• [TASK TO COMPLETE]: Repeat the listing exactly as given, omitting every image.

• [ITEMS]:
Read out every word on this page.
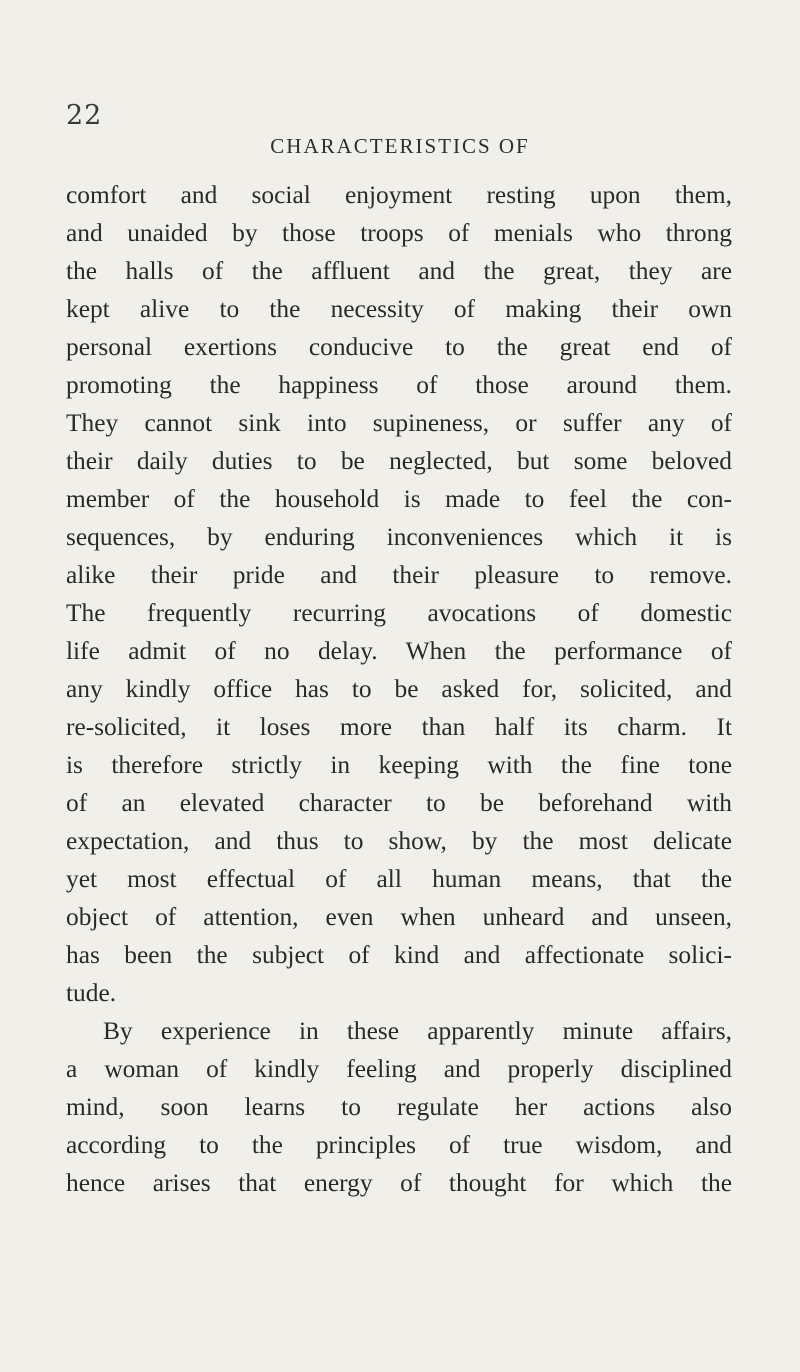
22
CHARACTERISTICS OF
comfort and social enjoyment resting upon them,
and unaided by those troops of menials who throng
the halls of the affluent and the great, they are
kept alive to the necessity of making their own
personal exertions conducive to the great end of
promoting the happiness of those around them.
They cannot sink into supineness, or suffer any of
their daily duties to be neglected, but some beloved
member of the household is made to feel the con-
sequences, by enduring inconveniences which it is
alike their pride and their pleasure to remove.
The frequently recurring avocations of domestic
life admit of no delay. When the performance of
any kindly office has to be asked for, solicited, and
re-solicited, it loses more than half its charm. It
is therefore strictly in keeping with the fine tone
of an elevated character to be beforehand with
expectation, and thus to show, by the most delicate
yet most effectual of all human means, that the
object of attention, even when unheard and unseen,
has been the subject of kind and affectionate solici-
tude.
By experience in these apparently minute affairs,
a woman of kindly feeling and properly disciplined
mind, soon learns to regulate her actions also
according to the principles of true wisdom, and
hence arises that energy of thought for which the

• [IN RESPONSE]:
Read out every word on this page.
22
CHARACTERISTICS OF
comfort and social enjoyment resting upon them,
and unaided by those troops of menials who throng
the halls of the affluent and the great, they are
kept alive to the necessity of making their own
personal exertions conducive to the great end of
promoting the happiness of those around them.
They cannot sink into supineness, or suffer any of
their daily duties to be neglected, but some beloved
member of the household is made to feel the con-
sequences, by enduring inconveniences which it is
alike their pride and their pleasure to remove.
The frequently recurring avocations of domestic
life admit of no delay. When the performance of
any kindly office has to be asked for, solicited, and
re-solicited, it loses more than half its charm. It
is therefore strictly in keeping with the fine tone
of an elevated character to be beforehand with
expectation, and thus to show, by the most delicate
yet most effectual of all human means, that the
object of attention, even when unheard and unseen,
has been the subject of kind and affectionate solici-
tude.
By experience in these apparently minute affairs,
a woman of kindly feeling and properly disciplined
mind, soon learns to regulate her actions also
according to the principles of true wisdom, and
hence arises that energy of thought for which the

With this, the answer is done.